WHAT YOU NEED TO DO:
Please reproduce the records verbatim, starting with the line that contains "x-axis-title-text: Wavelength [313,565,426,587]" and ending with the line that contains "y-tick-label: 0.20 [71,277,113,299]", both lines included.

[Element boundary records]
------------------------------------------------

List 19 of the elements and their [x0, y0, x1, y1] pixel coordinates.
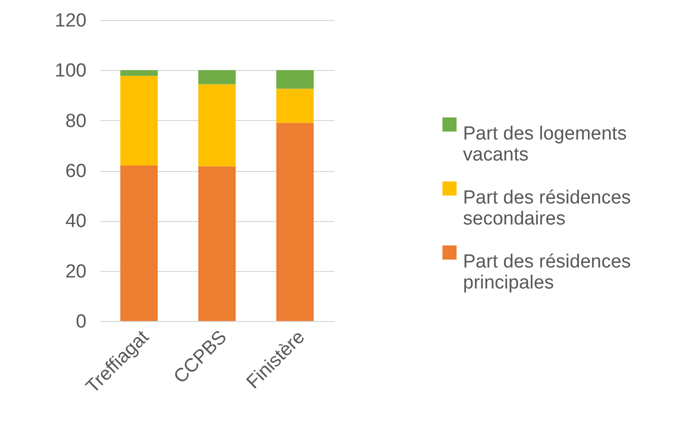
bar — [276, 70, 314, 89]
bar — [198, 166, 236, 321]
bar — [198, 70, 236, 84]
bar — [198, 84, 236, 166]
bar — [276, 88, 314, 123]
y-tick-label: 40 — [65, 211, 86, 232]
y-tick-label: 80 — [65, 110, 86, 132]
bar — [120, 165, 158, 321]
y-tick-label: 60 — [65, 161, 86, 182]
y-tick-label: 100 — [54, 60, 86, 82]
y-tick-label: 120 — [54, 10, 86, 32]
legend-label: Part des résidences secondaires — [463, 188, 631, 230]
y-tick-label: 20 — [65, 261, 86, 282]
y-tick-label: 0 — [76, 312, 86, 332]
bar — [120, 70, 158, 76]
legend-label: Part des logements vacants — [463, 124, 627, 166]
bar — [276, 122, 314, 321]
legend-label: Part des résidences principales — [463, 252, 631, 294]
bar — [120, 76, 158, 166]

------------------------------------------------

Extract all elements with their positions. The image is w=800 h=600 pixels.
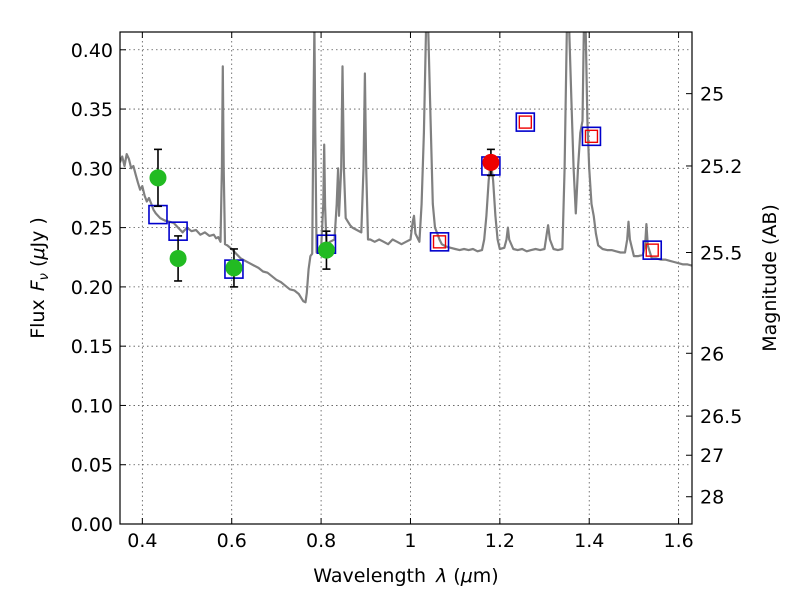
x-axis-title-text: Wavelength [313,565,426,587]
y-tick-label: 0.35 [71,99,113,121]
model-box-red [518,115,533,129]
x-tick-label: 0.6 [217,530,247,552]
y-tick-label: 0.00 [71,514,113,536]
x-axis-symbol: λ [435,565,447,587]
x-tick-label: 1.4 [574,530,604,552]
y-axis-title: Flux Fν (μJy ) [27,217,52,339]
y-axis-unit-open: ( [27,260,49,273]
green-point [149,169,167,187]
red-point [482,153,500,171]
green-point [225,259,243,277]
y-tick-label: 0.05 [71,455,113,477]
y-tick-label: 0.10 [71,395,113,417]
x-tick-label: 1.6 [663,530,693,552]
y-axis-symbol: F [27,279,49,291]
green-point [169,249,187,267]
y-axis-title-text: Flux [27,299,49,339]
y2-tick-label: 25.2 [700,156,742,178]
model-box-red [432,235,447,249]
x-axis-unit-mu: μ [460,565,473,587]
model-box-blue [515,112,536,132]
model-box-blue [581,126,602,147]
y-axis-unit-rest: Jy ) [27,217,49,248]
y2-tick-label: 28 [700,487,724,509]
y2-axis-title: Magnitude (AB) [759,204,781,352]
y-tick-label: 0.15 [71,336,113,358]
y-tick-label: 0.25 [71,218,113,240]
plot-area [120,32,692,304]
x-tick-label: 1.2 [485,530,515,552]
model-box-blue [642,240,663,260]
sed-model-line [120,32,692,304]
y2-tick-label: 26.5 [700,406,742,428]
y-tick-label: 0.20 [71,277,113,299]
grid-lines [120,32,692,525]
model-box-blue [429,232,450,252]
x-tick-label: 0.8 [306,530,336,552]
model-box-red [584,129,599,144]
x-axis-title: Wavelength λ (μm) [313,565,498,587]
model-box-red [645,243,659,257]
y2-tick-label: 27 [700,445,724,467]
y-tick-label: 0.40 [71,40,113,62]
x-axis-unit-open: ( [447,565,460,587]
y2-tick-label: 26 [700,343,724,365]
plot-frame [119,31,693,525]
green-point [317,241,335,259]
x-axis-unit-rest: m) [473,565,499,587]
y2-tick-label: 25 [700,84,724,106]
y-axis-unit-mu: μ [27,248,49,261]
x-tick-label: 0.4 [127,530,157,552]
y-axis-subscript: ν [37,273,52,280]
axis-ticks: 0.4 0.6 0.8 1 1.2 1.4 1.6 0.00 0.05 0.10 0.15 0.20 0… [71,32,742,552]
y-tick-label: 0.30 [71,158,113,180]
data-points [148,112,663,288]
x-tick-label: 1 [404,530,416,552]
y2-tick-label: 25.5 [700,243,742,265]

------------------------------------------------

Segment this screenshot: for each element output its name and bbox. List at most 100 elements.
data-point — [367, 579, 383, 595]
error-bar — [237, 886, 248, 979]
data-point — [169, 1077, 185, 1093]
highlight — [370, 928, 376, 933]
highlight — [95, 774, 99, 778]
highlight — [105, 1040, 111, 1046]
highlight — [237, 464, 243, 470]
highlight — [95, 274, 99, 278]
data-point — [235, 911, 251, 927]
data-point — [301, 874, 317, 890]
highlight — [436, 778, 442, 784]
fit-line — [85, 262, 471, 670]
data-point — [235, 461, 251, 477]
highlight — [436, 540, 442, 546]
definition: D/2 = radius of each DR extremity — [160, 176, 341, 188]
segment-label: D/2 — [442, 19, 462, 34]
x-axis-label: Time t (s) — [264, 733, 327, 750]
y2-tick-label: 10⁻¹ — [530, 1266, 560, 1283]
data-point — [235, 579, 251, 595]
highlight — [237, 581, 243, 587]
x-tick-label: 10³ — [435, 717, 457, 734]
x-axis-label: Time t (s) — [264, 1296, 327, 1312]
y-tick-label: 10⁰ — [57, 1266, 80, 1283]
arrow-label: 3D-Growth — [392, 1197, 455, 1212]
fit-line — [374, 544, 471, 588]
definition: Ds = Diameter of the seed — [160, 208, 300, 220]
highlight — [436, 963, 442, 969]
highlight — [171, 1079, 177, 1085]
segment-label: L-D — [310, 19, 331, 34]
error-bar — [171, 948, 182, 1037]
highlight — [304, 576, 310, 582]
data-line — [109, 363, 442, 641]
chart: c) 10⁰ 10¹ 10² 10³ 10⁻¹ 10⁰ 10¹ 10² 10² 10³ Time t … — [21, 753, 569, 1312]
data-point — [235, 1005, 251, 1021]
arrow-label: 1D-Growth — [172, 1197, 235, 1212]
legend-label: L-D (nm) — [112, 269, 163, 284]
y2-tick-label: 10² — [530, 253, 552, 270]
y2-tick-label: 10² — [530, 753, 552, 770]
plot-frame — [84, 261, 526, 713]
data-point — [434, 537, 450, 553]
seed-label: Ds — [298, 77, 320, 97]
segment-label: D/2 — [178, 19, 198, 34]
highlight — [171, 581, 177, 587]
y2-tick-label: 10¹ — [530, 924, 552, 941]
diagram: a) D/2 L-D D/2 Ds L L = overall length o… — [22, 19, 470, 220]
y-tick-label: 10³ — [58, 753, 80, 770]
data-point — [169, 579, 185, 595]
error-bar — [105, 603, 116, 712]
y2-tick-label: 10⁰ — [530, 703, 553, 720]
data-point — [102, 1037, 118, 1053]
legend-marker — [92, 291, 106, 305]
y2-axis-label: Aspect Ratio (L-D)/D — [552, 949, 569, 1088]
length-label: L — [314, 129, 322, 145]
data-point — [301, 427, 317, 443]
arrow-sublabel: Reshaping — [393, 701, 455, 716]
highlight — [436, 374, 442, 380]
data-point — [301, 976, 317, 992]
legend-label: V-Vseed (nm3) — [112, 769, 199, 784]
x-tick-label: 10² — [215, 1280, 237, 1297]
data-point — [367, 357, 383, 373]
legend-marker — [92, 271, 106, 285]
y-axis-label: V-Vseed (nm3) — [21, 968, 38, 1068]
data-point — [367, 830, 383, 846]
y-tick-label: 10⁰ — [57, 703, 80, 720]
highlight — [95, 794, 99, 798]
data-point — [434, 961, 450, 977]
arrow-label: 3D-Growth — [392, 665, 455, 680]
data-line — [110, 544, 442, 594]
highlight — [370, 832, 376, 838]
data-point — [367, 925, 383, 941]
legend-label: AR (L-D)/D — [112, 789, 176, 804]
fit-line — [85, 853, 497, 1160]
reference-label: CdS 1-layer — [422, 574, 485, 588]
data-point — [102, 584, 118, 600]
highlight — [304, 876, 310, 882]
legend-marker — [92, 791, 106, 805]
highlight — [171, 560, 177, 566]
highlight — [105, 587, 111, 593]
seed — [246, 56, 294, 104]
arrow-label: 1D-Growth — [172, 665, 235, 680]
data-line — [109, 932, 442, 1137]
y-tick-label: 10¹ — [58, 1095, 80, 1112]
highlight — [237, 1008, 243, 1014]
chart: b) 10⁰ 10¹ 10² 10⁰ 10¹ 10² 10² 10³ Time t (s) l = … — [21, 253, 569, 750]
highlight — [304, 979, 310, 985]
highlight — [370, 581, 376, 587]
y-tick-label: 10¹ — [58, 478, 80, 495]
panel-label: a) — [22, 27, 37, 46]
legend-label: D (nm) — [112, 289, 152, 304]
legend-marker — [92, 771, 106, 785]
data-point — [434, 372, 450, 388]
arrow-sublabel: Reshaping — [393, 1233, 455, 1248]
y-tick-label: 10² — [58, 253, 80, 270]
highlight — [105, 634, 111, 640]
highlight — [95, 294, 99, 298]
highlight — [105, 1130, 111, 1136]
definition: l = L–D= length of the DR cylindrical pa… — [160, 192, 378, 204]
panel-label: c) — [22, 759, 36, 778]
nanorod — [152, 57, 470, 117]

------------------------------------------------

RESPONSE:
x-axis-title-text: Wavelength [313,565,426,587]
y-tick-label: 0.35 [71,99,113,121]
model-box-red [518,115,533,129]
x-tick-label: 0.6 [217,530,247,552]
y-tick-label: 0.00 [71,514,113,536]
x-axis-symbol: λ [435,565,447,587]
x-tick-label: 1.4 [574,530,604,552]
y-axis-title: Flux Fν (μJy ) [27,217,52,339]
y-axis-unit-open: ( [27,260,49,273]
green-point [149,169,167,187]
red-point [482,153,500,171]
green-point [225,259,243,277]
y-tick-label: 0.05 [71,455,113,477]
y-tick-label: 0.10 [71,395,113,417]
x-tick-label: 1.6 [663,530,693,552]
y-axis-symbol: F [27,279,49,291]
green-point [169,249,187,267]
y-axis-title-text: Flux [27,299,49,339]
y2-tick-label: 25.2 [700,156,742,178]
model-box-red [432,235,447,249]
x-axis-unit-mu: μ [460,565,473,587]
model-box-blue [515,112,536,132]
model-box-blue [581,126,602,147]
y-axis-unit-rest: Jy ) [27,217,49,248]
y2-tick-label: 28 [700,487,724,509]
y2-axis-title: Magnitude (AB) [759,204,781,352]
y-tick-label: 0.15 [71,336,113,358]
y-tick-label: 0.25 [71,218,113,240]
plot-area [120,32,692,304]
x-tick-label: 1.2 [485,530,515,552]
model-box-blue [642,240,663,260]
sed-model-line [120,32,692,304]
y2-tick-label: 26.5 [700,406,742,428]
y-tick-label: 0.20 [71,277,113,299]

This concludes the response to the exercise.